→ GIVEN PROBLEM:
Each line containing the word "title" must be collected.

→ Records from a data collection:

········

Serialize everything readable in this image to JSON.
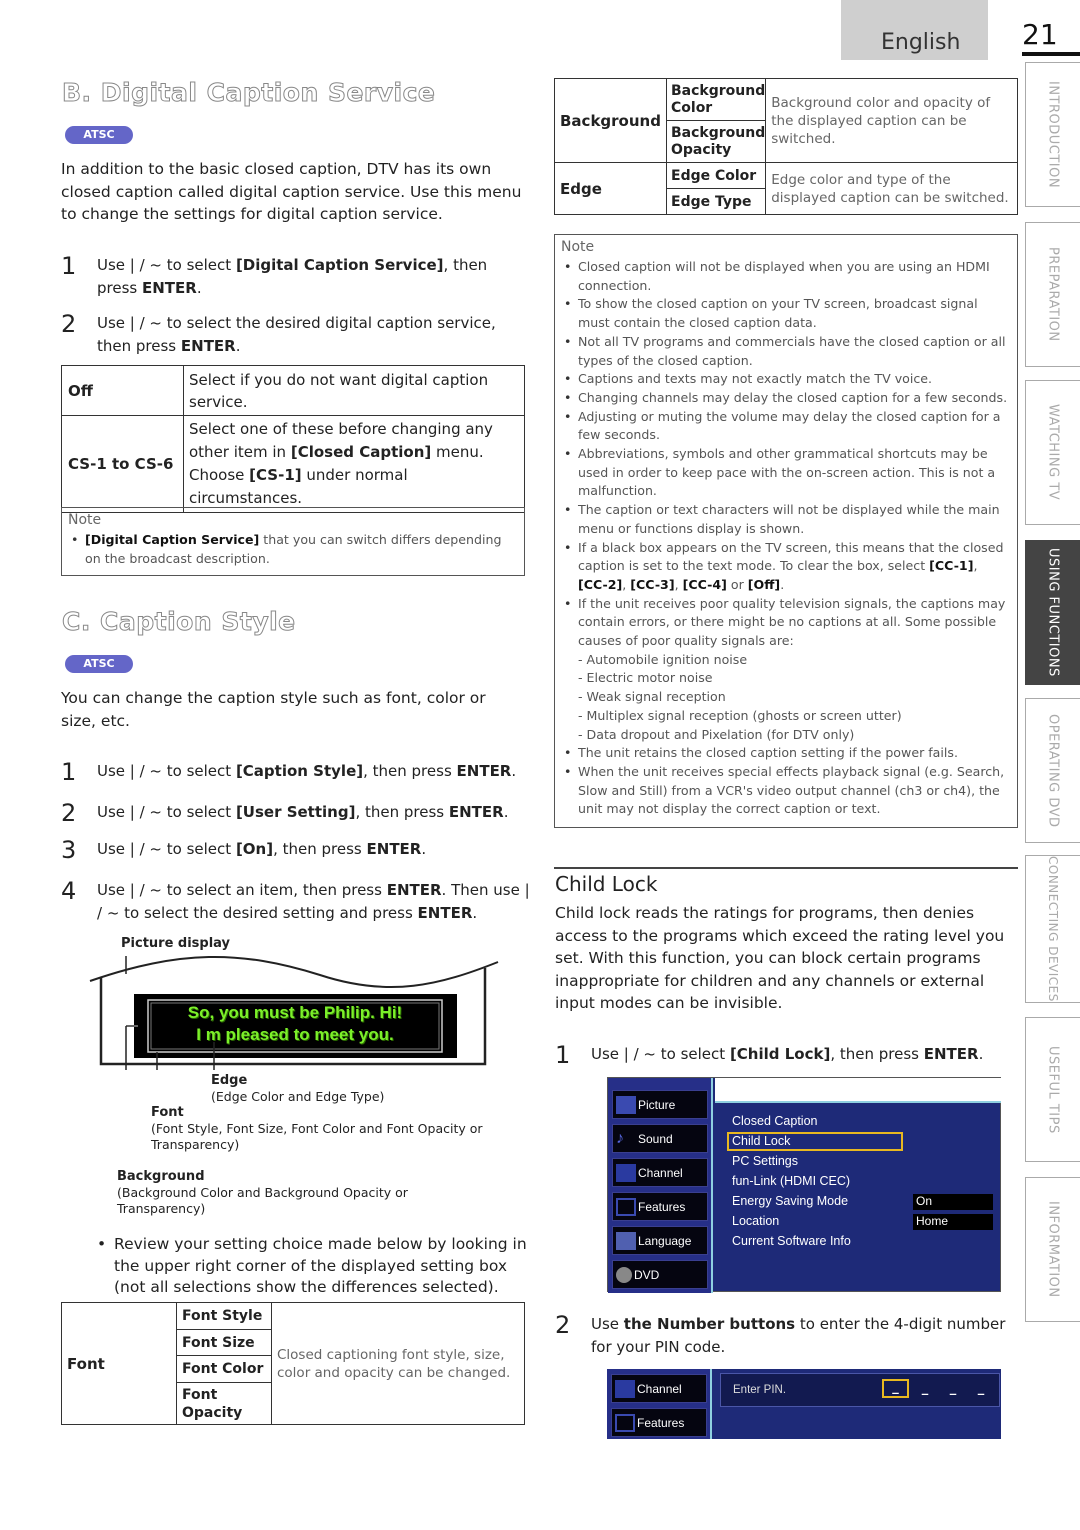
{
  "header": {
    "language": "English",
    "page_number": "21"
  },
  "side_tabs": [
    {
      "label": "INTRODUCTION",
      "active": false
    },
    {
      "label": "PREPARATION",
      "active": false
    },
    {
      "label": "WATCHING TV",
      "active": false
    },
    {
      "label": "USING FUNCTIONS",
      "active": true
    },
    {
      "label": "OPERATING DVD",
      "active": false
    },
    {
      "label": "CONNECTING DEVICES",
      "active": false
    },
    {
      "label": "USEFUL TIPS",
      "active": false
    },
    {
      "label": "INFORMATION",
      "active": false
    }
  ],
  "section_b": {
    "title": "B. Digital Caption Service",
    "badge": "ATSC",
    "intro": "In addition to the basic closed caption, DTV has its own closed caption called digital caption service. Use this menu to change the settings for digital caption service.",
    "steps": [
      {
        "num": "1",
        "pre": "Use  | / ~  to select ",
        "bold": "[Digital Caption Service]",
        "post": ", then press ",
        "bold2": "ENTER",
        "end": "."
      },
      {
        "num": "2",
        "pre": "Use  | / ~  to select the desired digital caption service, then press ",
        "bold": "ENTER",
        "post": ".",
        "bold2": "",
        "end": ""
      }
    ],
    "table": [
      {
        "key": "Off",
        "desc": "Select if you do not want digital caption service."
      },
      {
        "key": "CS-1 to CS-6",
        "desc_pre": "Select one of these before changing any other item in ",
        "desc_b1": "[Closed Caption]",
        "desc_mid": " menu. Choose ",
        "desc_b2": "[CS-1]",
        "desc_post": " under normal circumstances."
      }
    ],
    "note": {
      "title": "Note",
      "item_bold": "[Digital Caption Service]",
      "item_text": " that you can switch differs depending on the broadcast description."
    }
  },
  "section_c": {
    "title": "C. Caption Style",
    "badge": "ATSC",
    "intro": "You can change the caption style such as font, color or size, etc.",
    "steps": [
      {
        "num": "1",
        "pre": "Use  | / ~  to select ",
        "bold": "[Caption Style]",
        "post": ", then press ",
        "bold2": "ENTER",
        "end": "."
      },
      {
        "num": "2",
        "pre": "Use  | / ~  to select ",
        "bold": "[User Setting]",
        "post": ", then press ",
        "bold2": "ENTER",
        "end": "."
      },
      {
        "num": "3",
        "pre": "Use  | / ~  to select ",
        "bold": "[On]",
        "post": ", then press ",
        "bold2": "ENTER",
        "end": "."
      },
      {
        "num": "4",
        "pre": "Use  | / ~  to select an item, then press ",
        "bold": "ENTER",
        "post": ". Then use  | / ~  to select the desired setting and press ",
        "bold2": "ENTER",
        "end": "."
      }
    ],
    "diagram": {
      "picture_label": "Picture display",
      "caption_line1": "So, you must be Philip. Hi!",
      "caption_line2": "I m pleased to meet you.",
      "edge_label": "Edge",
      "edge_desc": "(Edge Color and Edge Type)",
      "font_label": "Font",
      "font_desc": "(Font Style, Font Size, Font Color and Font Opacity or Transparency)",
      "bg_label": "Background",
      "bg_desc": "(Background Color and Background Opacity or Transparency)",
      "caption_color": "#7cf02a"
    },
    "review_text": "Review your setting choice made below by looking in the upper right corner of the displayed setting box (not all selections show the differences selected).",
    "font_table": {
      "group": "Font",
      "items": [
        "Font Style",
        "Font Size",
        "Font Color",
        "Font Opacity"
      ],
      "desc": "Closed captioning font style, size, color and opacity can be changed."
    }
  },
  "style_table": {
    "rows": [
      {
        "group": "Background",
        "items": [
          "Background Color",
          "Background Opacity"
        ],
        "desc": "Background color and opacity of the displayed caption can be switched."
      },
      {
        "group": "Edge",
        "items": [
          "Edge Color",
          "Edge Type"
        ],
        "desc": "Edge color and type of the displayed caption can be switched."
      }
    ]
  },
  "cc_note": {
    "title": "Note",
    "items": [
      {
        "text": "Closed caption will not be displayed when you are using an HDMI connection."
      },
      {
        "text": "To show the closed caption on your TV screen, broadcast signal must contain the closed caption data."
      },
      {
        "text": "Not all TV programs and commercials have the closed caption or all types of the closed caption."
      },
      {
        "text": "Captions and texts may not exactly match the TV voice."
      },
      {
        "text": "Changing channels may delay the closed caption for a few seconds."
      },
      {
        "text": "Adjusting or muting the volume may delay the closed caption for a few seconds."
      },
      {
        "text": "Abbreviations, symbols and other grammatical shortcuts may be used in order to keep pace with the on-screen action. This is not a malfunction."
      },
      {
        "text": "The caption or text characters will not be displayed while the main menu or functions display is shown."
      }
    ],
    "blackbox": {
      "pre": "If a black box appears on the TV screen, this means that the closed caption is set to the text mode. To clear the box, select ",
      "b1": "[CC-1]",
      "s1": ", ",
      "b2": "[CC-2]",
      "s2": ", ",
      "b3": "[CC-3]",
      "s3": ", ",
      "b4": "[CC-4]",
      "s4": " or ",
      "b5": "[Off]",
      "end": "."
    },
    "poor_signal": "If the unit receives poor quality television signals, the captions may contain errors, or there might be no captions at all. Some possible causes of poor quality signals are:",
    "causes": [
      "- Automobile ignition noise",
      "- Electric motor noise",
      "- Weak signal reception",
      "- Multiplex signal reception (ghosts or screen   utter)",
      "- Data dropout and Pixelation (for DTV only)"
    ],
    "tail": [
      "The unit retains the closed caption setting if the power fails.",
      "When the unit receives special effects playback signal (e.g. Search, Slow and Still) from a VCR's video output channel (ch3 or ch4), the unit may not display the correct caption or text."
    ]
  },
  "child_lock": {
    "title": "Child Lock",
    "intro": "Child lock reads the ratings for programs, then denies access to the programs which exceed the rating level you set. With this function, you can block certain programs inappropriate for children and any channels or external input modes can be invisible.",
    "step1": {
      "num": "1",
      "pre": "Use  | / ~  to select ",
      "bold": "[Child Lock]",
      "post": ", then press ",
      "bold2": "ENTER",
      "end": "."
    },
    "step2": {
      "num": "2",
      "pre": "Use ",
      "bold": "the Number buttons",
      "post": " to enter the 4-digit number for your PIN code."
    },
    "menu": {
      "left": [
        "Picture",
        "Sound",
        "Channel",
        "Features",
        "Language",
        "DVD"
      ],
      "right": [
        "Closed Caption",
        "Child Lock",
        "PC Settings",
        "fun-Link (HDMI CEC)",
        "Energy Saving Mode",
        "Location",
        "Current Software Info"
      ],
      "selected": "Child Lock",
      "values": {
        "energy": "On",
        "location": "Home"
      },
      "menu_bg": "#1e2a78",
      "highlight": "#e8b820"
    },
    "pin_menu": {
      "left": [
        "Channel",
        "Features"
      ],
      "prompt": "Enter PIN.",
      "digits": [
        "_",
        "_",
        "_",
        "_"
      ]
    }
  }
}
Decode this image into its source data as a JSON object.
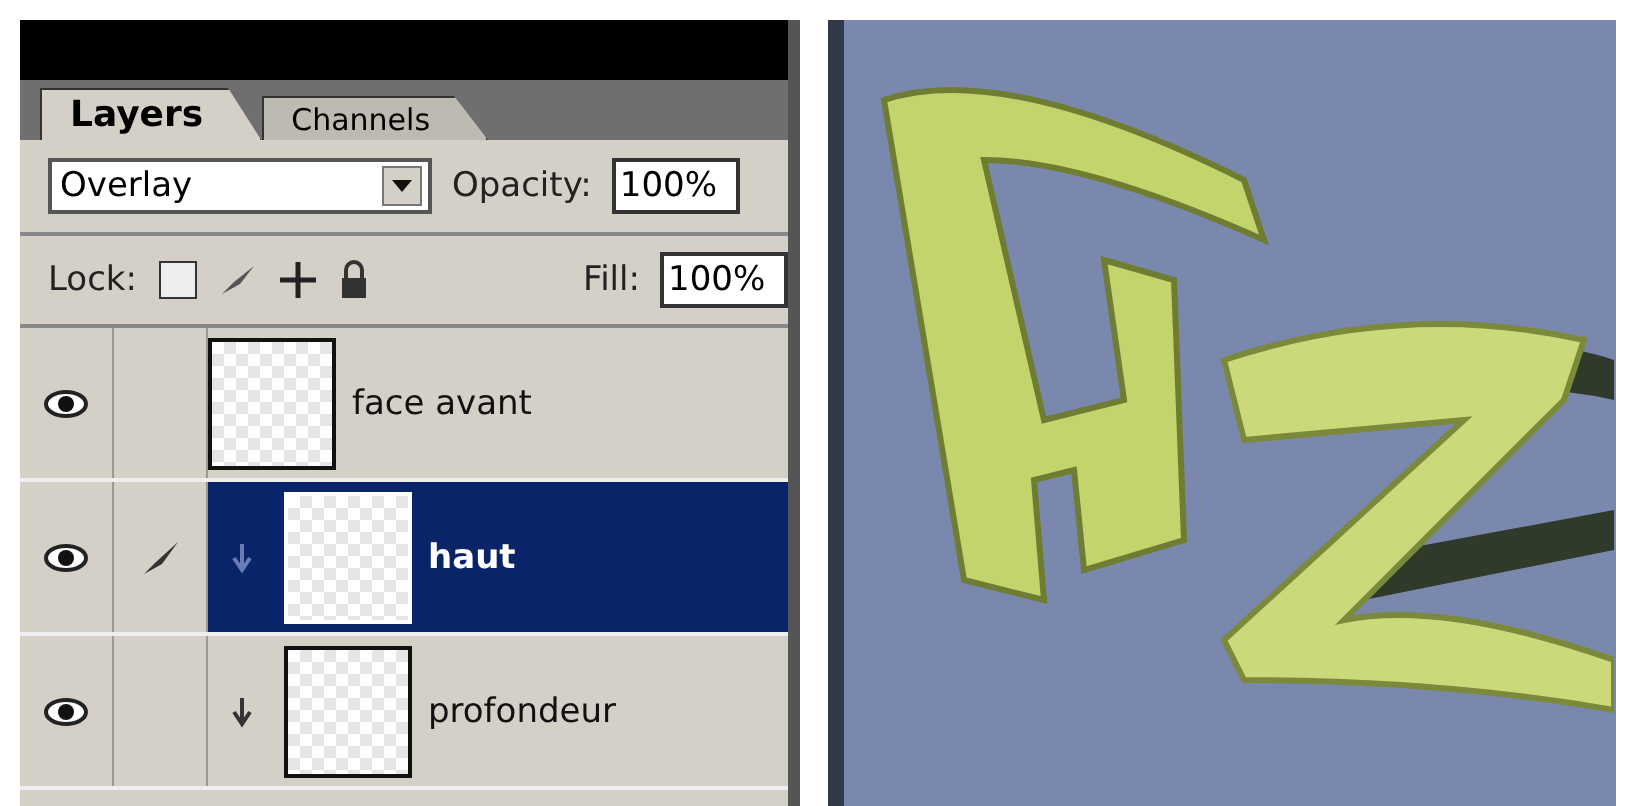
{
  "tabs": [
    {
      "label": "Layers",
      "selected": true
    },
    {
      "label": "Channels",
      "selected": false
    }
  ],
  "blend_mode": {
    "value": "Overlay"
  },
  "opacity": {
    "label": "Opacity:",
    "value": "100%"
  },
  "lock": {
    "label": "Lock:"
  },
  "fill": {
    "label": "Fill:",
    "value": "100%"
  },
  "layers": [
    {
      "name": "face avant",
      "selected": false,
      "visible": true,
      "clipped": false
    },
    {
      "name": "haut",
      "selected": true,
      "visible": true,
      "clipped": true
    },
    {
      "name": "profondeur",
      "selected": false,
      "visible": true,
      "clipped": true
    }
  ]
}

········

→ SOLUTION TO THE EXERCISE:
    "title": "B. Digital Caption Service",
      "title": "Note",
    "title": "C. Caption Style",
    "title": "Note",
    "title": "Child Lock",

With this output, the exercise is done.